(Data entries for graphics)

┄┄┄┄┄┄┄┄┄┄┄┄┄┄┄┄┄┄┄┄

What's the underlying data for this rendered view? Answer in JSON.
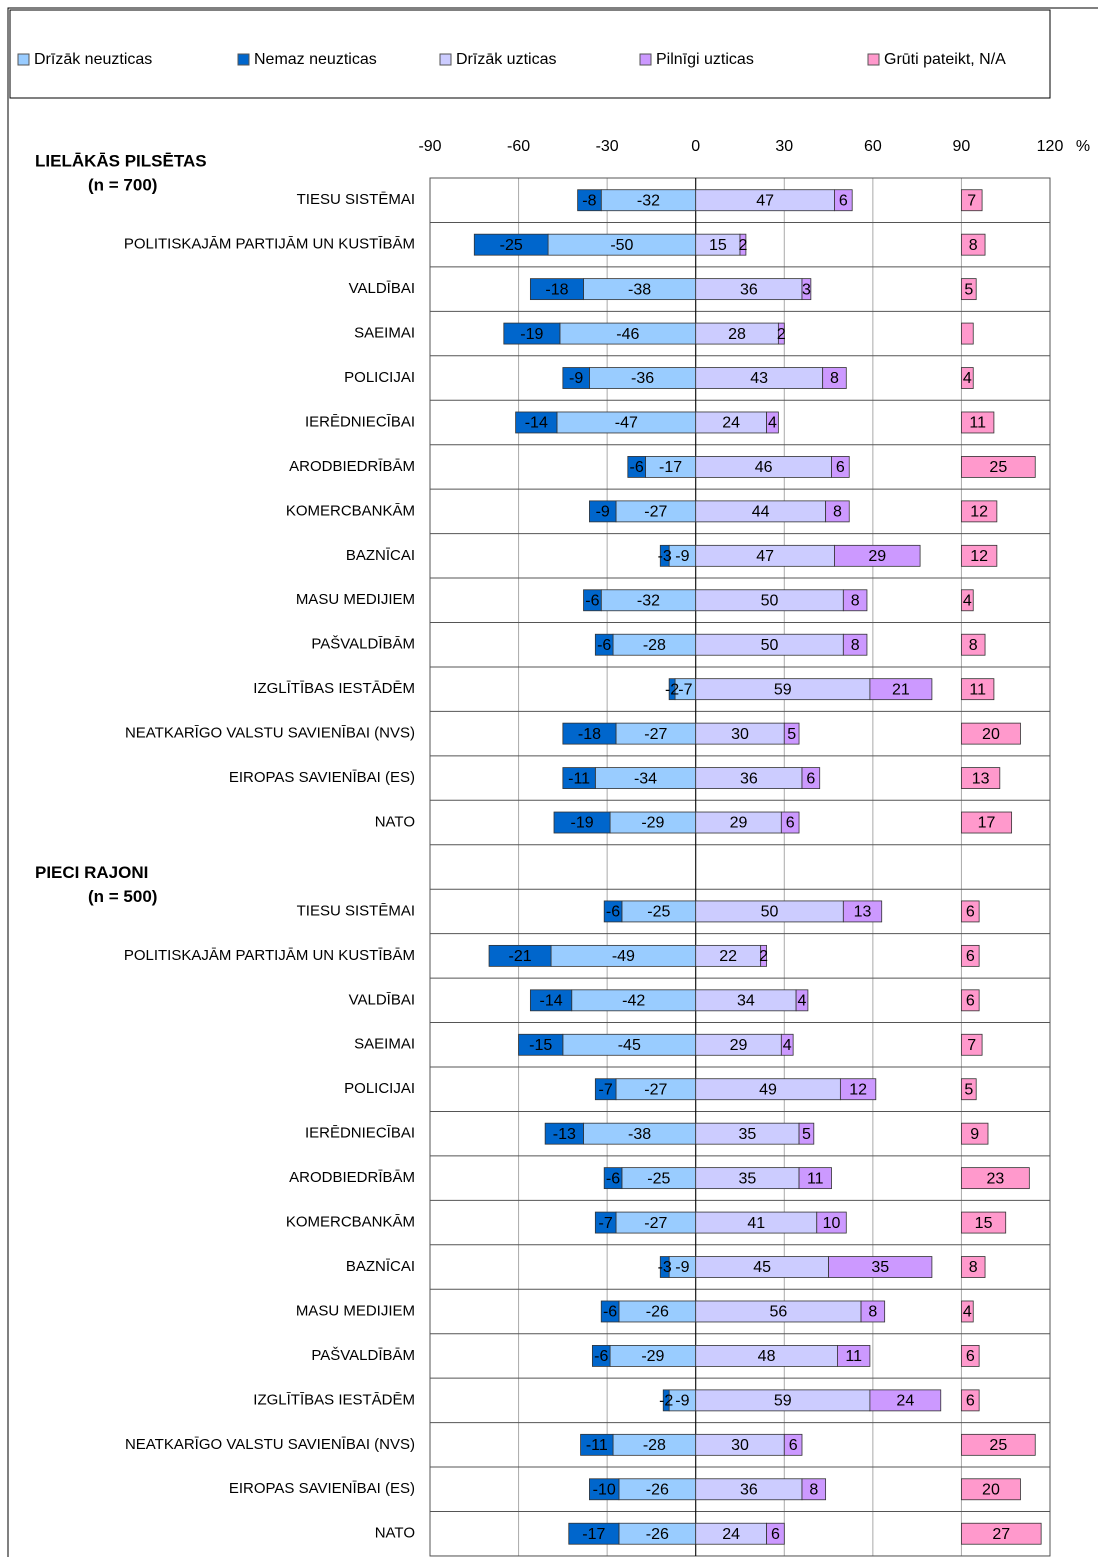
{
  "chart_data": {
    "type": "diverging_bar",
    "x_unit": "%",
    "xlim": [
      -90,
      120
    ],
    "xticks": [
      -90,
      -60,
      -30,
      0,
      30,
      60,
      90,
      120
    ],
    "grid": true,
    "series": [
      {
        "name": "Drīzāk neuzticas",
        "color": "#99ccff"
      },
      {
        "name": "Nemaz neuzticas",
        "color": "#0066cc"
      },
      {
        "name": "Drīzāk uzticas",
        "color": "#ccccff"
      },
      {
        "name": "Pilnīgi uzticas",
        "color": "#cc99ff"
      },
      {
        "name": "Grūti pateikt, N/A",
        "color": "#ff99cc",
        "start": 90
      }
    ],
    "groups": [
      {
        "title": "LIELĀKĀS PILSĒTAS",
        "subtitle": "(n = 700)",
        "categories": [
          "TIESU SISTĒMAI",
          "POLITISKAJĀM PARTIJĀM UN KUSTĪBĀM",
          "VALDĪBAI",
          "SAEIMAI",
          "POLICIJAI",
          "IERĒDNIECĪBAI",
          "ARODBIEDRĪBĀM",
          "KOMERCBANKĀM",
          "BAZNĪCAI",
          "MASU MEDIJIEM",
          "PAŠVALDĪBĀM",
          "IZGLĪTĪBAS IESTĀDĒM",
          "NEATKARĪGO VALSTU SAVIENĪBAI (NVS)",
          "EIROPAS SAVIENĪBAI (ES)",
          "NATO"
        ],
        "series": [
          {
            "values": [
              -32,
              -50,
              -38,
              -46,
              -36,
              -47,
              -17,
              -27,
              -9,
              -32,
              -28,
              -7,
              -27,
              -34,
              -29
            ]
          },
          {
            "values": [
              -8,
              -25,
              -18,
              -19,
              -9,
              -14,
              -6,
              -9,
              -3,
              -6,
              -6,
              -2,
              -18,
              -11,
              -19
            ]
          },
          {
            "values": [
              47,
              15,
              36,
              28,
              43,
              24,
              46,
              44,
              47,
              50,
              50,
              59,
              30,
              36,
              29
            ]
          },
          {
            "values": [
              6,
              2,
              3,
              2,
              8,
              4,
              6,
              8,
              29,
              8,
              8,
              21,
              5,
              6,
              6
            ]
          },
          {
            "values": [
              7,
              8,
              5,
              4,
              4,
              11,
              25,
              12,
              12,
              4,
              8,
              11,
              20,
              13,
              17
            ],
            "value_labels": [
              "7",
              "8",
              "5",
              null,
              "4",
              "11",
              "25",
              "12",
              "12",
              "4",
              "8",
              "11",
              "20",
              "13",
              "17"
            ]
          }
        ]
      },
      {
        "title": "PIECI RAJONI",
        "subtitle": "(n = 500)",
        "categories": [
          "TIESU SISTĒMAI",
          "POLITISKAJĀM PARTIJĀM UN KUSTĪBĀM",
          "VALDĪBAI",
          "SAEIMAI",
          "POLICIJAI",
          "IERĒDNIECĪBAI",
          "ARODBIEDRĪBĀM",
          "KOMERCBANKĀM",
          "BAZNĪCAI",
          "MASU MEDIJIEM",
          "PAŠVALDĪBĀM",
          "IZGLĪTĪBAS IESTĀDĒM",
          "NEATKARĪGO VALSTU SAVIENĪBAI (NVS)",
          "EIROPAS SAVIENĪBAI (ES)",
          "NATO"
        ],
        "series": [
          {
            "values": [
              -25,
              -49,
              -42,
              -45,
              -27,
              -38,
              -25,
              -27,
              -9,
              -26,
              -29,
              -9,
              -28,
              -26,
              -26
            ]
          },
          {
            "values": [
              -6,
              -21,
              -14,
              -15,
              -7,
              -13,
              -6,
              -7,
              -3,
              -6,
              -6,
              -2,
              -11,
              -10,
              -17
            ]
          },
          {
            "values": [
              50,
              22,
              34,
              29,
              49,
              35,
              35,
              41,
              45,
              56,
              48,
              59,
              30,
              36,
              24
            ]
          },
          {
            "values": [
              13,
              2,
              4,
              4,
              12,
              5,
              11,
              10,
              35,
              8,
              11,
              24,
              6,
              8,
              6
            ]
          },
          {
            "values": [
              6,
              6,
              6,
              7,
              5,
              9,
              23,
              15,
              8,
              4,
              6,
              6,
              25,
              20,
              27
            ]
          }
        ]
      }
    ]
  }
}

┄┄┄┄┄┄┄┄┄┄┄┄┄┄┄┄┄┄┄┄

■ Short problem: In how many lines does the word "neuzticas" appear? Respond with the number alone.

■ Result of this task: 2